• Entries provided:
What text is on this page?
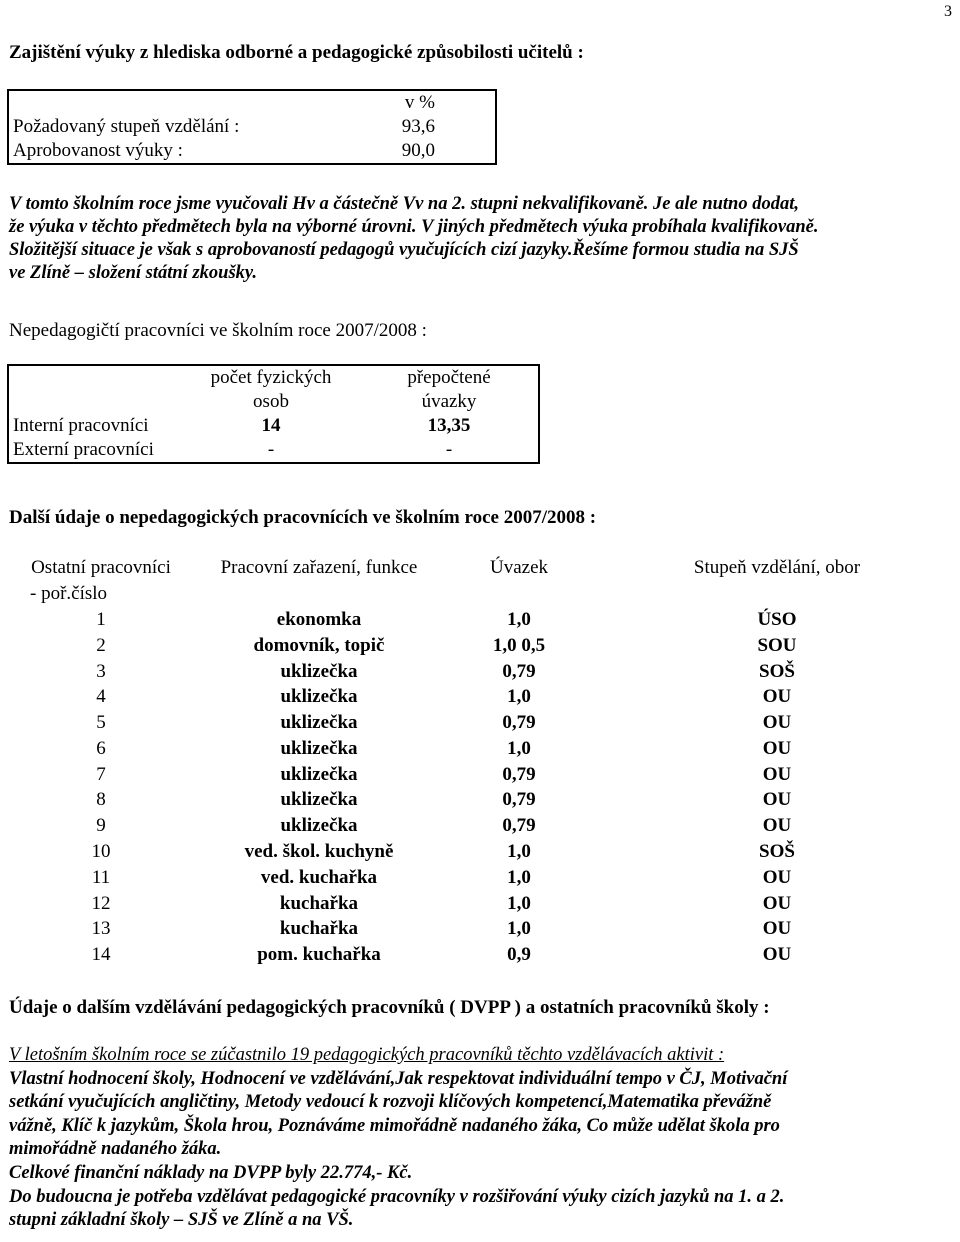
3
Zajištění výuky z hlediska odborné a pedagogické způsobilosti učitelů :
	v %
Požadovaný stupeň vzdělání :	93,6
Aprobovanost výuky :	90,0
V tomto školním roce jsme vyučovali Hv a částečně Vv na 2. stupni nekvalifikovaně. Je ale nutno dodat,
že výuka v těchto předmětech byla na výborné úrovni. V jiných předmětech výuka probíhala kvalifikovaně.
Složitější situace je však s aprobovaností pedagogů vyučujících cizí jazyky.Řešíme formou studia na SJŠ
ve Zlíně – složení státní zkoušky.
Nepedagogičtí pracovníci ve školním roce 2007/2008 :
	počet fyzických	přepočtené
	osob	úvazky
Interní pracovníci	14	13,35
Externí pracovníci	-	-
Další údaje o nepedagogických pracovnících ve školním roce 2007/2008 :
Ostatní pracovníci	Pracovní zařazení, funkce	Úvazek	Stupeň vzdělání, obor
- poř.číslo			
1	ekonomka	1,0	ÚSO
2	domovník, topič	1,0 0,5	SOU
3	uklizečka	0,79	SOŠ
4	uklizečka	1,0	OU
5	uklizečka	0,79	OU
6	uklizečka	1,0	OU
7	uklizečka	0,79	OU
8	uklizečka	0,79	OU
9	uklizečka	0,79	OU
10	ved. škol. kuchyně	1,0	SOŠ
11	ved. kuchařka	1,0	OU
12	kuchařka	1,0	OU
13	kuchařka	1,0	OU
14	pom. kuchařka	0,9	OU
Údaje o dalším vzdělávání pedagogických pracovníků ( DVPP ) a ostatních pracovníků školy :
V letošním školním roce se zúčastnilo 19 pedagogických pracovníků těchto vzdělávacích aktivit :
Vlastní hodnocení školy, Hodnocení ve vzdělávání,Jak respektovat individuální tempo v ČJ, Motivační
setkání vyučujících angličtiny, Metody vedoucí k rozvoji klíčových kompetencí,Matematika převážně
vážně, Klíč k jazykům, Škola hrou, Poznáváme mimořádně nadaného žáka, Co může udělat škola pro
mimořádně nadaného žáka.
Celkové finanční náklady na DVPP byly 22.774,- Kč.
Do budoucna je potřeba vzdělávat pedagogické pracovníky v rozšiřování výuky cizích jazyků na 1. a 2.
stupni základní školy – SJŠ ve Zlíně a na VŠ.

• Task objective: Copy out each line exactly, without the pictures.

• Answer for the task:
What text is on this page?
3
Zajištění výuky z hlediska odborné a pedagogické způsobilosti učitelů :
	v %
Požadovaný stupeň vzdělání :	93,6
Aprobovanost výuky :	90,0
V tomto školním roce jsme vyučovali Hv a částečně Vv na 2. stupni nekvalifikovaně. Je ale nutno dodat,
že výuka v těchto předmětech byla na výborné úrovni. V jiných předmětech výuka probíhala kvalifikovaně.
Složitější situace je však s aprobovaností pedagogů vyučujících cizí jazyky.Řešíme formou studia na SJŠ
ve Zlíně – složení státní zkoušky.
Nepedagogičtí pracovníci ve školním roce 2007/2008 :
	počet fyzických	přepočtené
	osob	úvazky
Interní pracovníci	14	13,35
Externí pracovníci	-	-
Další údaje o nepedagogických pracovnících ve školním roce 2007/2008 :
Ostatní pracovníci	Pracovní zařazení, funkce	Úvazek	Stupeň vzdělání, obor
- poř.číslo			
1	ekonomka	1,0	ÚSO
2	domovník, topič	1,0 0,5	SOU
3	uklizečka	0,79	SOŠ
4	uklizečka	1,0	OU
5	uklizečka	0,79	OU
6	uklizečka	1,0	OU
7	uklizečka	0,79	OU
8	uklizečka	0,79	OU
9	uklizečka	0,79	OU
10	ved. škol. kuchyně	1,0	SOŠ
11	ved. kuchařka	1,0	OU
12	kuchařka	1,0	OU
13	kuchařka	1,0	OU
14	pom. kuchařka	0,9	OU
Údaje o dalším vzdělávání pedagogických pracovníků ( DVPP ) a ostatních pracovníků školy :
V letošním školním roce se zúčastnilo 19 pedagogických pracovníků těchto vzdělávacích aktivit :
Vlastní hodnocení školy, Hodnocení ve vzdělávání,Jak respektovat individuální tempo v ČJ, Motivační
setkání vyučujících angličtiny, Metody vedoucí k rozvoji klíčových kompetencí,Matematika převážně
vážně, Klíč k jazykům, Škola hrou, Poznáváme mimořádně nadaného žáka, Co může udělat škola pro
mimořádně nadaného žáka.
Celkové finanční náklady na DVPP byly 22.774,- Kč.
Do budoucna je potřeba vzdělávat pedagogické pracovníky v rozšiřování výuky cizích jazyků na 1. a 2.
stupni základní školy – SJŠ ve Zlíně a na VŠ.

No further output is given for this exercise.